• [Problem description] Output the material word for word. Leave each picture out.

===== Data records =====

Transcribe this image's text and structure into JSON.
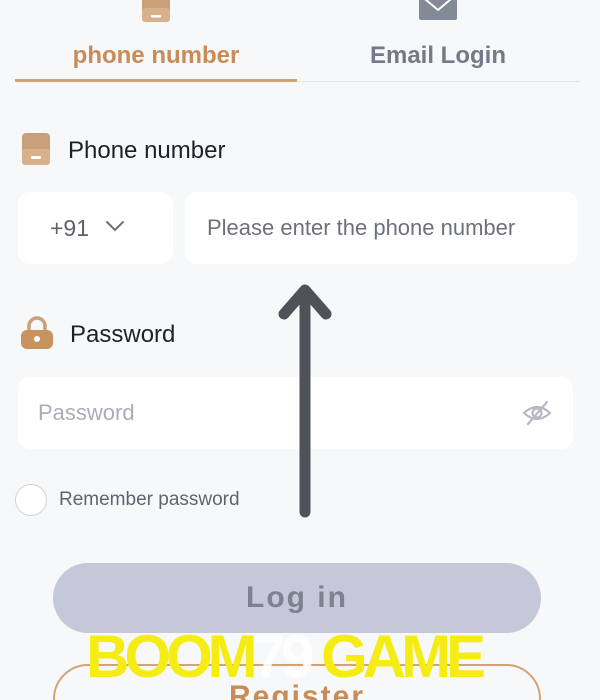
{
  "tabs": {
    "phone_label": "phone number",
    "email_label": "Email Login"
  },
  "phone_section": {
    "label": "Phone number",
    "country_code": "+91",
    "placeholder": "Please enter the phone number"
  },
  "password_section": {
    "label": "Password",
    "placeholder": "Password"
  },
  "remember": {
    "label": "Remember password"
  },
  "buttons": {
    "login": "Log in",
    "register": "Register"
  },
  "watermark": {
    "part1": "BOOM",
    "part2": "79",
    "part3": "GAME"
  },
  "colors": {
    "accent": "#c78c58",
    "inactive_tab": "#747a87",
    "login_bg": "#c5c8d8",
    "watermark": "#f5ec13"
  },
  "icons": {
    "phone_tab": "phone-icon",
    "email_tab": "envelope-icon",
    "phone_field": "phone-icon",
    "password_field": "lock-icon",
    "toggle_visibility": "eye-off-icon",
    "country_dropdown": "chevron-down-icon"
  }
}
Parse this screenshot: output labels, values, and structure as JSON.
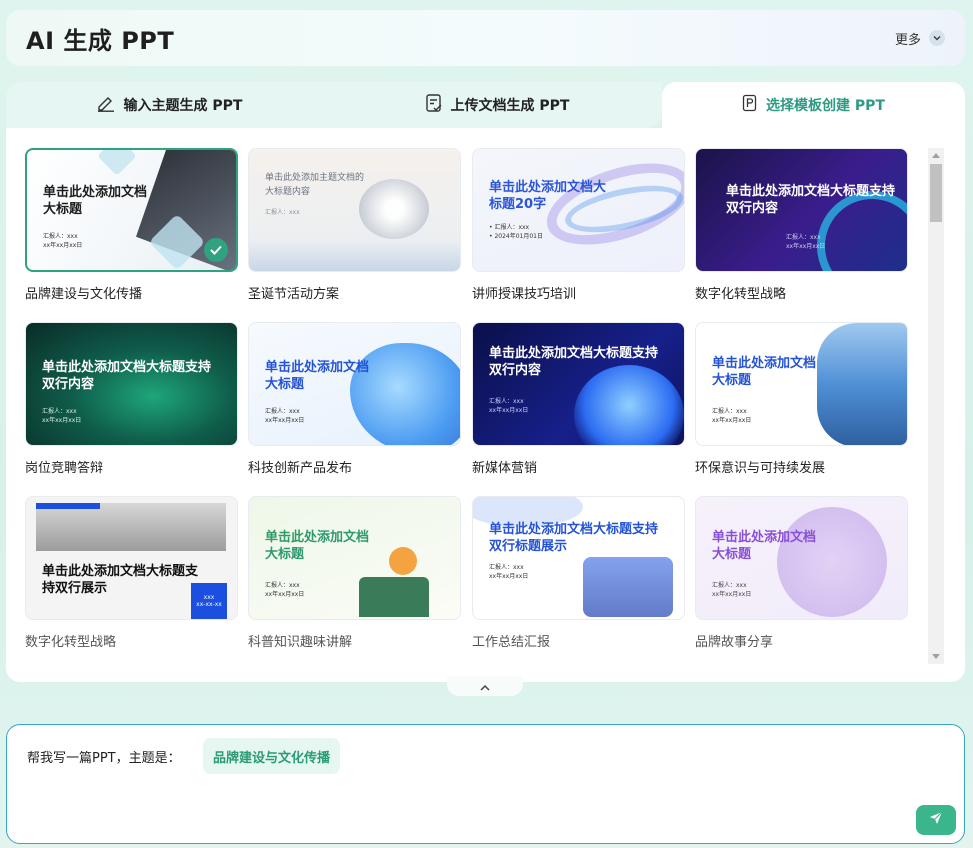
{
  "header": {
    "title": "AI 生成 PPT",
    "more_label": "更多"
  },
  "tabs": [
    {
      "label": "输入主题生成 PPT",
      "icon": "pen-icon"
    },
    {
      "label": "上传文档生成 PPT",
      "icon": "document-check-icon"
    },
    {
      "label": "选择模板创建 PPT",
      "icon": "ppt-file-icon",
      "active": true
    }
  ],
  "templates": [
    {
      "caption": "品牌建设与文化传播",
      "title": "单击此处添加文档大标题",
      "meta1": "汇报人：xxx",
      "meta2": "xx年xx月xx日",
      "selected": true,
      "theme": "brand"
    },
    {
      "caption": "圣诞节活动方案",
      "title": "单击此处添加主题文档的大标题内容",
      "meta1": "汇报人：xxx",
      "meta2": "",
      "theme": "flower"
    },
    {
      "caption": "讲师授课技巧培训",
      "title": "单击此处添加文档大标题20字",
      "meta1": "• 汇报人：xxx",
      "meta2": "• 2024年01月01日",
      "theme": "wave"
    },
    {
      "caption": "数字化转型战略",
      "title": "单击此处添加文档大标题支持双行内容",
      "meta1": "汇报人：xxx",
      "meta2": "xx年xx月xx日",
      "theme": "purple"
    },
    {
      "caption": "岗位竞聘答辩",
      "title": "单击此处添加文档大标题支持双行内容",
      "meta1": "汇报人：xxx",
      "meta2": "xx年xx月xx日",
      "theme": "green"
    },
    {
      "caption": "科技创新产品发布",
      "title": "单击此处添加文档大标题",
      "meta1": "汇报人：xxx",
      "meta2": "xx年xx月xx日",
      "theme": "glass"
    },
    {
      "caption": "新媒体营销",
      "title": "单击此处添加文档大标题支持双行内容",
      "meta1": "汇报人：xxx",
      "meta2": "xx年xx月xx日",
      "theme": "navy"
    },
    {
      "caption": "环保意识与可持续发展",
      "title": "单击此处添加文档大标题",
      "meta1": "汇报人：xxx",
      "meta2": "xx年xx月xx日",
      "theme": "city"
    },
    {
      "caption": "数字化转型战略",
      "title": "单击此处添加文档大标题支持双行展示",
      "meta1": "xxx",
      "meta2": "xx-xx-xx",
      "theme": "building",
      "dim": true
    },
    {
      "caption": "科普知识趣味讲解",
      "title": "单击此处添加文档大标题",
      "meta1": "汇报人：xxx",
      "meta2": "xx年xx月xx日",
      "theme": "plant",
      "dim": true
    },
    {
      "caption": "工作总结汇报",
      "title": "单击此处添加文档大标题支持双行标题展示",
      "meta1": "汇报人：xxx",
      "meta2": "xx年xx月xx日",
      "theme": "office",
      "dim": true
    },
    {
      "caption": "品牌故事分享",
      "title": "单击此处添加文档大标题",
      "meta1": "汇报人：xxx",
      "meta2": "xx年xx月xx日",
      "theme": "lilac",
      "dim": true
    }
  ],
  "prompt": {
    "prefix": "帮我写一篇PPT，主题是：",
    "topic": "品牌建设与文化传播"
  },
  "colors": {
    "accent": "#2fa37f",
    "border": "#35a7c0",
    "active_tab_text": "#2e9a82"
  }
}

=====

• [Solution]
Transcribe this image's text and structure into JSON.
{
  "tabs": {
    "phone_label": "phone number",
    "email_label": "Email Login"
  },
  "phone_section": {
    "label": "Phone number",
    "country_code": "+91",
    "placeholder": "Please enter the phone number"
  },
  "password_section": {
    "label": "Password",
    "placeholder": "Password"
  },
  "remember": {
    "label": "Remember password"
  },
  "buttons": {
    "login": "Log in",
    "register": "Register"
  },
  "watermark": {
    "part1": "BOOM",
    "part2": "79",
    "part3": "GAME"
  },
  "colors": {
    "accent": "#c78c58",
    "inactive_tab": "#747a87",
    "login_bg": "#c5c8d8",
    "watermark": "#f5ec13"
  },
  "icons": {
    "phone_tab": "phone-icon",
    "email_tab": "envelope-icon",
    "phone_field": "phone-icon",
    "password_field": "lock-icon",
    "toggle_visibility": "eye-off-icon",
    "country_dropdown": "chevron-down-icon"
  }
}
Parse this screenshot: output labels, values, and structure as JSON.
{
  "header": {
    "title": "AI 生成 PPT",
    "more_label": "更多"
  },
  "tabs": [
    {
      "label": "输入主题生成 PPT",
      "icon": "pen-icon"
    },
    {
      "label": "上传文档生成 PPT",
      "icon": "document-check-icon"
    },
    {
      "label": "选择模板创建 PPT",
      "icon": "ppt-file-icon",
      "active": true
    }
  ],
  "templates": [
    {
      "caption": "品牌建设与文化传播",
      "title": "单击此处添加文档大标题",
      "meta1": "汇报人：xxx",
      "meta2": "xx年xx月xx日",
      "selected": true,
      "theme": "brand"
    },
    {
      "caption": "圣诞节活动方案",
      "title": "单击此处添加主题文档的大标题内容",
      "meta1": "汇报人：xxx",
      "meta2": "",
      "theme": "flower"
    },
    {
      "caption": "讲师授课技巧培训",
      "title": "单击此处添加文档大标题20字",
      "meta1": "• 汇报人：xxx",
      "meta2": "• 2024年01月01日",
      "theme": "wave"
    },
    {
      "caption": "数字化转型战略",
      "title": "单击此处添加文档大标题支持双行内容",
      "meta1": "汇报人：xxx",
      "meta2": "xx年xx月xx日",
      "theme": "purple"
    },
    {
      "caption": "岗位竞聘答辩",
      "title": "单击此处添加文档大标题支持双行内容",
      "meta1": "汇报人：xxx",
      "meta2": "xx年xx月xx日",
      "theme": "green"
    },
    {
      "caption": "科技创新产品发布",
      "title": "单击此处添加文档大标题",
      "meta1": "汇报人：xxx",
      "meta2": "xx年xx月xx日",
      "theme": "glass"
    },
    {
      "caption": "新媒体营销",
      "title": "单击此处添加文档大标题支持双行内容",
      "meta1": "汇报人：xxx",
      "meta2": "xx年xx月xx日",
      "theme": "navy"
    },
    {
      "caption": "环保意识与可持续发展",
      "title": "单击此处添加文档大标题",
      "meta1": "汇报人：xxx",
      "meta2": "xx年xx月xx日",
      "theme": "city"
    },
    {
      "caption": "数字化转型战略",
      "title": "单击此处添加文档大标题支持双行展示",
      "meta1": "xxx",
      "meta2": "xx-xx-xx",
      "theme": "building",
      "dim": true
    },
    {
      "caption": "科普知识趣味讲解",
      "title": "单击此处添加文档大标题",
      "meta1": "汇报人：xxx",
      "meta2": "xx年xx月xx日",
      "theme": "plant",
      "dim": true
    },
    {
      "caption": "工作总结汇报",
      "title": "单击此处添加文档大标题支持双行标题展示",
      "meta1": "汇报人：xxx",
      "meta2": "xx年xx月xx日",
      "theme": "office",
      "dim": true
    },
    {
      "caption": "品牌故事分享",
      "title": "单击此处添加文档大标题",
      "meta1": "汇报人：xxx",
      "meta2": "xx年xx月xx日",
      "theme": "lilac",
      "dim": true
    }
  ],
  "prompt": {
    "prefix": "帮我写一篇PPT，主题是：",
    "topic": "品牌建设与文化传播"
  },
  "colors": {
    "accent": "#2fa37f",
    "border": "#35a7c0",
    "active_tab_text": "#2e9a82"
  }
}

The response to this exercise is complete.